(A block of data)
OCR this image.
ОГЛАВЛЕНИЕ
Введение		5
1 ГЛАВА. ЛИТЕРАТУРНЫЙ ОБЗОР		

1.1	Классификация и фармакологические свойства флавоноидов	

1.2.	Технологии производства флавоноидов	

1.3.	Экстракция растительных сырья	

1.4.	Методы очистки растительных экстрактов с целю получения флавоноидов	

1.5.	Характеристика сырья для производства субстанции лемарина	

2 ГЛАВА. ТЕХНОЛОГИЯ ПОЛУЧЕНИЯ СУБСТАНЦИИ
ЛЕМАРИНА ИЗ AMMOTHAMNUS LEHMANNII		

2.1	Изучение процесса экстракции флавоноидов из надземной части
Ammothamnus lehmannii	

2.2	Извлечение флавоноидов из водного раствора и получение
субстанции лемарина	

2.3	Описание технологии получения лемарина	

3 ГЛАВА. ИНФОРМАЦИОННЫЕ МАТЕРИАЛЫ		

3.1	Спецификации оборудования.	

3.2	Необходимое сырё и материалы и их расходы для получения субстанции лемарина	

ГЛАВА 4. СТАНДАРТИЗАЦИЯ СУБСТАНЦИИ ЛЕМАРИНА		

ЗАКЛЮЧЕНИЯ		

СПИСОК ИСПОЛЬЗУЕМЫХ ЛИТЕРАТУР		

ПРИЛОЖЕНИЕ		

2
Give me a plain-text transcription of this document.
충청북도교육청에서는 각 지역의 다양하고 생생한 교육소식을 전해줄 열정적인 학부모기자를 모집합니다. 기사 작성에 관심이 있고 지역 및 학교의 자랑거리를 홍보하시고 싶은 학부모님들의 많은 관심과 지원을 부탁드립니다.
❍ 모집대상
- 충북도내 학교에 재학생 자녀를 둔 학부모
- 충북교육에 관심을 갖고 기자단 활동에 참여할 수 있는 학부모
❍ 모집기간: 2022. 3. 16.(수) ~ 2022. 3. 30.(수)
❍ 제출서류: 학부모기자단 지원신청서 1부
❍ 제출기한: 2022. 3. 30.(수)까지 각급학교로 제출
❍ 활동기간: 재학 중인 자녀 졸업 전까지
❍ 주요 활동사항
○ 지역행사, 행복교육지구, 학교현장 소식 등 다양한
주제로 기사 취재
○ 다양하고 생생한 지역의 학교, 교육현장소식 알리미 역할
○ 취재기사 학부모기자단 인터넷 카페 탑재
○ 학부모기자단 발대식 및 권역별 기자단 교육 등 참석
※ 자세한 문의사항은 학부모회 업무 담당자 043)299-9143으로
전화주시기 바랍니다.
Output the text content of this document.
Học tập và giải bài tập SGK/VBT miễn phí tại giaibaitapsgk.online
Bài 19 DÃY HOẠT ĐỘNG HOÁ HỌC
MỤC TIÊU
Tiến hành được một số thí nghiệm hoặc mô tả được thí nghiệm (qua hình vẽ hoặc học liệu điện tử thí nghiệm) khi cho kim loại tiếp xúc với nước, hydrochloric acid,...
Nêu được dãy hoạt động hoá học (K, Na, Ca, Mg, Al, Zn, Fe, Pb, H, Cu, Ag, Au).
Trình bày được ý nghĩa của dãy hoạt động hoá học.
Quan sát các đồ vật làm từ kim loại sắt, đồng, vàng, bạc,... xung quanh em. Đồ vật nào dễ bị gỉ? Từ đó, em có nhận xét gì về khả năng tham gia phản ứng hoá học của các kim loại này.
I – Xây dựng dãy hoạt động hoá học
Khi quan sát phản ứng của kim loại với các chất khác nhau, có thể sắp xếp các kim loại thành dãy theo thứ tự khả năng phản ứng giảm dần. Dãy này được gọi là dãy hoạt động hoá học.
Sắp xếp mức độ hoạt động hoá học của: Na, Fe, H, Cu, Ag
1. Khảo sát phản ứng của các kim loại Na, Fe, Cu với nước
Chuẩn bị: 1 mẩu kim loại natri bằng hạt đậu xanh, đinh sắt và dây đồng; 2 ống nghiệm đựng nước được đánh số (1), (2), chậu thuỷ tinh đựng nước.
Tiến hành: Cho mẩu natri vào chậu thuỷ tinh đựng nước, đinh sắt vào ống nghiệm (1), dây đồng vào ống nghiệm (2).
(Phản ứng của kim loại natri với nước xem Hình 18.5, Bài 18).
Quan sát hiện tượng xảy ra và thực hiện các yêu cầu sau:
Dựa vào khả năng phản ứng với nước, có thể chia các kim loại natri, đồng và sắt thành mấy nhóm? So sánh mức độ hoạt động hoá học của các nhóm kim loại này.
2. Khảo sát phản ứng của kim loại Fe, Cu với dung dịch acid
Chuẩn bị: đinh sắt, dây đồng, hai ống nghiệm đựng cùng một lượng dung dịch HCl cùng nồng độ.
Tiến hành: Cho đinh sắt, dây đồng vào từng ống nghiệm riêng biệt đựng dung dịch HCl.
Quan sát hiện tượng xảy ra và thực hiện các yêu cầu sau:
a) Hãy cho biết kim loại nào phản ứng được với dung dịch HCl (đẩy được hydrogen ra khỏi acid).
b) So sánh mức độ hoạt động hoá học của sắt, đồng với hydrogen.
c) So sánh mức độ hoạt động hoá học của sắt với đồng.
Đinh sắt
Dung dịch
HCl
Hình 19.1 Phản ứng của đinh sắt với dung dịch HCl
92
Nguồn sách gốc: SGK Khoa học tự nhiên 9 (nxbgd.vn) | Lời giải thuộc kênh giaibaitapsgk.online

**GIVEN TASK:**
Reproduce every line above without error.

**EXPECTED ANSWER:**
OCR this image.
ОГЛАВЛЕНИЕ
Введение		5
1 ГЛАВА. ЛИТЕРАТУРНЫЙ ОБЗОР		

1.1	Классификация и фармакологические свойства флавоноидов	

1.2.	Технологии производства флавоноидов	

1.3.	Экстракция растительных сырья	

1.4.	Методы очистки растительных экстрактов с целю получения флавоноидов	

1.5.	Характеристика сырья для производства субстанции лемарина	

2 ГЛАВА. ТЕХНОЛОГИЯ ПОЛУЧЕНИЯ СУБСТАНЦИИ
ЛЕМАРИНА ИЗ AMMOTHAMNUS LEHMANNII		

2.1	Изучение процесса экстракции флавоноидов из надземной части
Ammothamnus lehmannii	

2.2	Извлечение флавоноидов из водного раствора и получение
субстанции лемарина	

2.3	Описание технологии получения лемарина	

3 ГЛАВА. ИНФОРМАЦИОННЫЕ МАТЕРИАЛЫ		

3.1	Спецификации оборудования.	

3.2	Необходимое сырё и материалы и их расходы для получения субстанции лемарина	

ГЛАВА 4. СТАНДАРТИЗАЦИЯ СУБСТАНЦИИ ЛЕМАРИНА		

ЗАКЛЮЧЕНИЯ		

СПИСОК ИСПОЛЬЗУЕМЫХ ЛИТЕРАТУР		

ПРИЛОЖЕНИЕ		

2
Give me a plain-text transcription of this document.
충청북도교육청에서는 각 지역의 다양하고 생생한 교육소식을 전해줄 열정적인 학부모기자를 모집합니다. 기사 작성에 관심이 있고 지역 및 학교의 자랑거리를 홍보하시고 싶은 학부모님들의 많은 관심과 지원을 부탁드립니다.
❍ 모집대상
- 충북도내 학교에 재학생 자녀를 둔 학부모
- 충북교육에 관심을 갖고 기자단 활동에 참여할 수 있는 학부모
❍ 모집기간: 2022. 3. 16.(수) ~ 2022. 3. 30.(수)
❍ 제출서류: 학부모기자단 지원신청서 1부
❍ 제출기한: 2022. 3. 30.(수)까지 각급학교로 제출
❍ 활동기간: 재학 중인 자녀 졸업 전까지
❍ 주요 활동사항
○ 지역행사, 행복교육지구, 학교현장 소식 등 다양한
주제로 기사 취재
○ 다양하고 생생한 지역의 학교, 교육현장소식 알리미 역할
○ 취재기사 학부모기자단 인터넷 카페 탑재
○ 학부모기자단 발대식 및 권역별 기자단 교육 등 참석
※ 자세한 문의사항은 학부모회 업무 담당자 043)299-9143으로
전화주시기 바랍니다.
Output the text content of this document.
Học tập và giải bài tập SGK/VBT miễn phí tại giaibaitapsgk.online
Bài 19 DÃY HOẠT ĐỘNG HOÁ HỌC
MỤC TIÊU
Tiến hành được một số thí nghiệm hoặc mô tả được thí nghiệm (qua hình vẽ hoặc học liệu điện tử thí nghiệm) khi cho kim loại tiếp xúc với nước, hydrochloric acid,...
Nêu được dãy hoạt động hoá học (K, Na, Ca, Mg, Al, Zn, Fe, Pb, H, Cu, Ag, Au).
Trình bày được ý nghĩa của dãy hoạt động hoá học.
Quan sát các đồ vật làm từ kim loại sắt, đồng, vàng, bạc,... xung quanh em. Đồ vật nào dễ bị gỉ? Từ đó, em có nhận xét gì về khả năng tham gia phản ứng hoá học của các kim loại này.
I – Xây dựng dãy hoạt động hoá học
Khi quan sát phản ứng của kim loại với các chất khác nhau, có thể sắp xếp các kim loại thành dãy theo thứ tự khả năng phản ứng giảm dần. Dãy này được gọi là dãy hoạt động hoá học.
Sắp xếp mức độ hoạt động hoá học của: Na, Fe, H, Cu, Ag
1. Khảo sát phản ứng của các kim loại Na, Fe, Cu với nước
Chuẩn bị: 1 mẩu kim loại natri bằng hạt đậu xanh, đinh sắt và dây đồng; 2 ống nghiệm đựng nước được đánh số (1), (2), chậu thuỷ tinh đựng nước.
Tiến hành: Cho mẩu natri vào chậu thuỷ tinh đựng nước, đinh sắt vào ống nghiệm (1), dây đồng vào ống nghiệm (2).
(Phản ứng của kim loại natri với nước xem Hình 18.5, Bài 18).
Quan sát hiện tượng xảy ra và thực hiện các yêu cầu sau:
Dựa vào khả năng phản ứng với nước, có thể chia các kim loại natri, đồng và sắt thành mấy nhóm? So sánh mức độ hoạt động hoá học của các nhóm kim loại này.
2. Khảo sát phản ứng của kim loại Fe, Cu với dung dịch acid
Chuẩn bị: đinh sắt, dây đồng, hai ống nghiệm đựng cùng một lượng dung dịch HCl cùng nồng độ.
Tiến hành: Cho đinh sắt, dây đồng vào từng ống nghiệm riêng biệt đựng dung dịch HCl.
Quan sát hiện tượng xảy ra và thực hiện các yêu cầu sau:
a) Hãy cho biết kim loại nào phản ứng được với dung dịch HCl (đẩy được hydrogen ra khỏi acid).
b) So sánh mức độ hoạt động hoá học của sắt, đồng với hydrogen.
c) So sánh mức độ hoạt động hoá học của sắt với đồng.
Đinh sắt
Dung dịch
HCl
Hình 19.1 Phản ứng của đinh sắt với dung dịch HCl
92
Nguồn sách gốc: SGK Khoa học tự nhiên 9 (nxbgd.vn) | Lời giải thuộc kênh giaibaitapsgk.online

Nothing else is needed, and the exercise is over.